[DATA LISTING]:

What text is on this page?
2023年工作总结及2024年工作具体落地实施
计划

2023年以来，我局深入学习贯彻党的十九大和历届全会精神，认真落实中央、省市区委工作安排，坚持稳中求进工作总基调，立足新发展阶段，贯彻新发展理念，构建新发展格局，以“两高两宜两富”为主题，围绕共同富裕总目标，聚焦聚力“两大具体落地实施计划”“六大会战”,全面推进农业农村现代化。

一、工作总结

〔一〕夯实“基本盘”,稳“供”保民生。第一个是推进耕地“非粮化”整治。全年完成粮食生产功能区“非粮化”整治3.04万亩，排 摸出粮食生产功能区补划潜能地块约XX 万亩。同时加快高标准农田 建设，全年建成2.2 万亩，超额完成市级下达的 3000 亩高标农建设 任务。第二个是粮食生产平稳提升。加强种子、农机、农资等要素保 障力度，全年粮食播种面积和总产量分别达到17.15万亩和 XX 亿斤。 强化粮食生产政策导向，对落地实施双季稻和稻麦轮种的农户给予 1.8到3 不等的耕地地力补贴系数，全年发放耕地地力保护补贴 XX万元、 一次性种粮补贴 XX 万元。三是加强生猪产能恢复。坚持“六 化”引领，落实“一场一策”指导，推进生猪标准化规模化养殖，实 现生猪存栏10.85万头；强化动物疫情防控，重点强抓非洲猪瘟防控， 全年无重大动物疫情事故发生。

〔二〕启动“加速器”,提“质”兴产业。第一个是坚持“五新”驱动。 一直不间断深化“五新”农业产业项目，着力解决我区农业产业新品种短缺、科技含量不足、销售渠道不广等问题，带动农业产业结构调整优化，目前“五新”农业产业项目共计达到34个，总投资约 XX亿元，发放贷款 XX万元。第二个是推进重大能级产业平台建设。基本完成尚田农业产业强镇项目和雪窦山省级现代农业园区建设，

[AIM OF THE TASK]: Using the listing, collect all lines in which the string "XX万元" is found.

[SOLUTION TO THIS EXERCISE]:
〔一〕夯实“基本盘”,稳“供”保民生。第一个是推进耕地“非粮化”整治。全年完成粮食生产功能区“非粮化”整治3.04万亩，排 摸出粮食生产功能区补划潜能地块约XX 万亩。同时加快高标准农田 建设，全年建成2.2 万亩，超额完成市级下达的 3000 亩高标农建设 任务。第二个是粮食生产平稳提升。加强种子、农机、农资等要素保 障力度，全年粮食播种面积和总产量分别达到17.15万亩和 XX 亿斤。 强化粮食生产政策导向，对落地实施双季稻和稻麦轮种的农户给予 1.8到3 不等的耕地地力补贴系数，全年发放耕地地力保护补贴 XX万元、 一次性种粮补贴 XX 万元。三是加强生猪产能恢复。坚持“六 化”引领，落实“一场一策”指导，推进生猪标准化规模化养殖，实 现生猪存栏10.85万头；强化动物疫情防控，重点强抓非洲猪瘟防控， 全年无重大动物疫情事故发生。
〔二〕启动“加速器”,提“质”兴产业。第一个是坚持“五新”驱动。 一直不间断深化“五新”农业产业项目，着力解决我区农业产业新品种短缺、科技含量不足、销售渠道不广等问题，带动农业产业结构调整优化，目前“五新”农业产业项目共计达到34个，总投资约 XX亿元，发放贷款 XX万元。第二个是推进重大能级产业平台建设。基本完成尚田农业产业强镇项目和雪窦山省级现代农业园区建设，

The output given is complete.